回復期リハビリテーション病棟の口腔ケア

口腔内の清潔と機能を維持することによって、口腔内疾患だけにとどまらず、咀嚼、嚥下などの機能を健全に維持し、誤嚥性肺炎などの全身疾患を予防する事が知られています。

誤嚥性肺炎に関する口腔ケアの効果として、口腔ケア実施群と未実施群を比べると、肺炎の発生率を約40%減少させる効果があったとの報告もあります。したがって、口腔内環境を整えることは、単に口腔内を清潔に維持することだけにとどまらず、全身状態を良好に保つことにつながるといっても過言ではありません。
 
口腔ケアを実践する際には、口腔清掃向上を目指したケア(口腔衛生管理)だけでなく、口腔衛生管理+口腔機能向上を目指したケア(口腔機能管理)の実践が重要となります。

口腔ケアで知っておきたいこと、考え方

口腔内の環境

1口腔内の細菌数

人の口の中には、300~700種類の細菌が生息しています。
細菌数に関しては、プラーク歯垢)では、およそ1gあたり1000億個の細菌が存在しています。
これは、大腸内の細菌数とほとんど変わらないことになります。
また、唾液中にも最近は多く存在し、1mlあたり1~10億個です。
歯みがきをほとんど行わない人では、1兆個もの細菌が住み着いているといわれています。

バイオフィルムの形成


口腔内細菌は、歯、歯肉、舌、口蓋、義歯などさまざまな部位に付着してマイクロコロニーをつくります。
細菌は増殖する過程で菌体外多糖を産生し、凝集します。

この凝集体は細菌の温床であるバイオフィルムと言われます。

▸ 課題 A
口腔ケアについての本文から、「回復期リハビリテーション病棟の口腔ケア」を含む語句で始まり「いっても過言ではありません。」で終わる部分を、一字も変えずに書き出してください。
▸ 課題 B
口腔ケアについての本文を、最後の文に続けて書き進めてください。

[保存済みデータ項目]
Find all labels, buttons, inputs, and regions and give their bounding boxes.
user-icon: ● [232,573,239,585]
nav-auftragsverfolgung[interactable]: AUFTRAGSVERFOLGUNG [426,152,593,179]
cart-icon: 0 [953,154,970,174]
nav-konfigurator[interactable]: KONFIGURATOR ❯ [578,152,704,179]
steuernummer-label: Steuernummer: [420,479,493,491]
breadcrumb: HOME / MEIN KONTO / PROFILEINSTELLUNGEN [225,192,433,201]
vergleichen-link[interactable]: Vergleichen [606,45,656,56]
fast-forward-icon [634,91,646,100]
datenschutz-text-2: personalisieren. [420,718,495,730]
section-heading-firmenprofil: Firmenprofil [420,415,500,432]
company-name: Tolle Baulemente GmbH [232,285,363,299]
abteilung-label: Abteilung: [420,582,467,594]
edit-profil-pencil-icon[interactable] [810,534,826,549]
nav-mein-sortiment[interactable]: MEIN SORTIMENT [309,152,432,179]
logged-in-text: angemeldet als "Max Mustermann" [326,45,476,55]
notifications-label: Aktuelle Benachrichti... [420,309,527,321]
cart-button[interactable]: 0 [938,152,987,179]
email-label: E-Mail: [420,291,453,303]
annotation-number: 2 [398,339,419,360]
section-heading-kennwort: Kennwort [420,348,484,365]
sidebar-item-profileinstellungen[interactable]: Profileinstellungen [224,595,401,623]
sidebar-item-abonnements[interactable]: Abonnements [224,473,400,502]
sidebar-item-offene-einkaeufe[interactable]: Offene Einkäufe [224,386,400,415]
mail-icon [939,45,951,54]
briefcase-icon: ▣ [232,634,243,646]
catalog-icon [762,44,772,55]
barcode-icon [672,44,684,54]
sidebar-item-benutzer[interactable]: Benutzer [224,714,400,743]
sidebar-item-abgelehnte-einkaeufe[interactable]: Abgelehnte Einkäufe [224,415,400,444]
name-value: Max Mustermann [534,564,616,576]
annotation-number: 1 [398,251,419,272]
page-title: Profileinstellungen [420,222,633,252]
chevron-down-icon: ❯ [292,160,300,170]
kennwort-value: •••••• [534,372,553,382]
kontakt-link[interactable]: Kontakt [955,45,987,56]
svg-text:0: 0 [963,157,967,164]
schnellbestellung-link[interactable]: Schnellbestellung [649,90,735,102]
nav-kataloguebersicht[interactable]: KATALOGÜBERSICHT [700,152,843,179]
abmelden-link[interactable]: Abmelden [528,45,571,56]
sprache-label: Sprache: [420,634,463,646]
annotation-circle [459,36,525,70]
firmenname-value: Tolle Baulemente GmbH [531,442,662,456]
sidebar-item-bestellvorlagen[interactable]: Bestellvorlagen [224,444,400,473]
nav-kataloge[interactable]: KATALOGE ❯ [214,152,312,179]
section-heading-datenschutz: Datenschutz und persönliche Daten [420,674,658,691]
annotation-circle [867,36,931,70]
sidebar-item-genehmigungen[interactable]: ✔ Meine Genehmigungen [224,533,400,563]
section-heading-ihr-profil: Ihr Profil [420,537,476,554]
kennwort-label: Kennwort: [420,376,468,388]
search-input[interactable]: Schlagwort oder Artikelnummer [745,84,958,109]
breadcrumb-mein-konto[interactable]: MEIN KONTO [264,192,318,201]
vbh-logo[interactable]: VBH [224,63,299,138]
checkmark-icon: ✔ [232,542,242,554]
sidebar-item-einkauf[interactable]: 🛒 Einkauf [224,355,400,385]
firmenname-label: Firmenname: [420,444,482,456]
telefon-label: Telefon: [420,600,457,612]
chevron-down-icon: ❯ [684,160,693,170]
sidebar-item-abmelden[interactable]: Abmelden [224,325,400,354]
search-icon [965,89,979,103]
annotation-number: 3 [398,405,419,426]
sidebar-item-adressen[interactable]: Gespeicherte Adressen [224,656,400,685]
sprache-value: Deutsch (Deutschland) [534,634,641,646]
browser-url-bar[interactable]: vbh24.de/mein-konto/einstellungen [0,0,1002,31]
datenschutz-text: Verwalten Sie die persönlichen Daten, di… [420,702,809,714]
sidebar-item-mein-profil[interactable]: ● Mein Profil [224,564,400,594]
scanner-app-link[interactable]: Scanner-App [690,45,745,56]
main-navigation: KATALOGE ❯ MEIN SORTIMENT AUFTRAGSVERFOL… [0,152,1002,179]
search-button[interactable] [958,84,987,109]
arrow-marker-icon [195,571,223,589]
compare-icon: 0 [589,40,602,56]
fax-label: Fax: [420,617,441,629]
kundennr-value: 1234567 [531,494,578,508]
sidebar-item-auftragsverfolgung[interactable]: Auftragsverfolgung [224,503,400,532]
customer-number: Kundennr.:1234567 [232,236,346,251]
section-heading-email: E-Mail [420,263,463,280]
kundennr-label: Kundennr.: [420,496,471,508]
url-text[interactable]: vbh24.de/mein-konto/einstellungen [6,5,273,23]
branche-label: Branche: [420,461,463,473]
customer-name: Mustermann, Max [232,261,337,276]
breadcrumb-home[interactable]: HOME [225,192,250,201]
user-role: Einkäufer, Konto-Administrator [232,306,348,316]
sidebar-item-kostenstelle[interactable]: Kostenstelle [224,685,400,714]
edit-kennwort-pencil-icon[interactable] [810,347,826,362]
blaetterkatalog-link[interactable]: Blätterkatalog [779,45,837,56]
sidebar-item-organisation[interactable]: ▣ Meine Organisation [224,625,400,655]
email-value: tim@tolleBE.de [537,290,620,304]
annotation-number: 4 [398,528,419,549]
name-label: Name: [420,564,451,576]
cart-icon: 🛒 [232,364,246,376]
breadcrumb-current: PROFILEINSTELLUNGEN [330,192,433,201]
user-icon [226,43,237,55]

▸ 回答 A
回復期リハビリテーション病棟の口腔ケア

口腔内の清潔と機能を維持することによって、口腔内疾患だけにとどまらず、咀嚼、嚥下などの機能を健全に維持し、誤嚥性肺炎などの全身疾患を予防する事が知られています。

誤嚥性肺炎に関する口腔ケアの効果として、口腔ケア実施群と未実施群を比べると、肺炎の発生率を約40%減少させる効果があったとの報告もあります。したがって、口腔内環境を整えることは、単に口腔内を清潔に維持することだけにとどまらず、全身状態を良好に保つことにつながるといっても過言ではありません。

▸ 回答 B
通常、これらの細菌は唾液の作用などによって洗い流されるため、通常の日常生活を送って歯磨きを行っていれば、問題になることはありません。

しかし、絶食中の患者や要介護状態で口腔内管理が不十分な場合は自浄作用が低下するため、プラークの増殖、バイオフィルム形成へとつながっていきます。

バイオフィルムは粘性があり、抗菌薬などの薬物で効果的に除去することはできないため、ブラッシングによる清掃や歯科医、歯科衛生士が行うスケーリングが必要です。

バイオフィルムが形成されやすい部位は、歯周ポケットや磨き残しの多い歯と歯の間、虫歯治療などでかぶせたものの周りなど、ブラッシングでは届きにくい場所です。

口腔内の細菌にはカンジダ菌、黄色ブドウ球菌緑膿菌、肺炎桿菌、インフルエンザ菌など全身疾患につながる原因菌も含まれており、免疫力の低下とともにこれらの菌が増殖して病気を引き起こすこともあります。

適切な口腔ケアとは


口腔内の細菌数は、食後数時間で増殖することと、就寝中の唾液の自浄作用の低下によって起床時にもっとも増殖することが知られています。

したがって、経口摂取をしている人では毎食後と就寝前の口腔ケアが重要となります。

一方、非経口摂取患者の口腔ケアの回数の考え方としては、1日当たりの口腔ケア回数とケア後の細菌数の比較検討や、1日6時間ごとのブラッシングと1日1回のブラッシング+6時間ごとの綿棒清拭での比較検討において、ブラッシング後の細菌数に有意差はなかったとの報告があります。

これは、ブラッシングの回数を増やしても恒常的な細菌数の減少にはつながらないことを示しています。

以上のことから、1日1~2回確実に歯垢を取り除くようなブラッシングを行い、口腔内の乾燥度や汚染度に合わせて、粘膜清掃を2~4時間ごとに追加することが推奨されます。

リハビリテーション病棟の口腔ケア


リハビリテーション病棟の患者では、麻痺や高次脳機能障害認知症などによってセルフケアが自立していない患者が多くいます。

このような患者に対して、やみくもに口腔ケアを行うのではなく、患者の自立度や口腔内の状況を正しく評価し、個々の患者に応じた口腔ケアプランを立案し、継続して実践することが必要になります。

口腔ケアを効率的に進めるための重要なポイントは、ケアの「均てん化」と「個別化」です。
ケアの均てん化では、口腔ケアをおこなう看護師間での口腔内評価を口腔ケア手技の標準化への取り組みが重要です。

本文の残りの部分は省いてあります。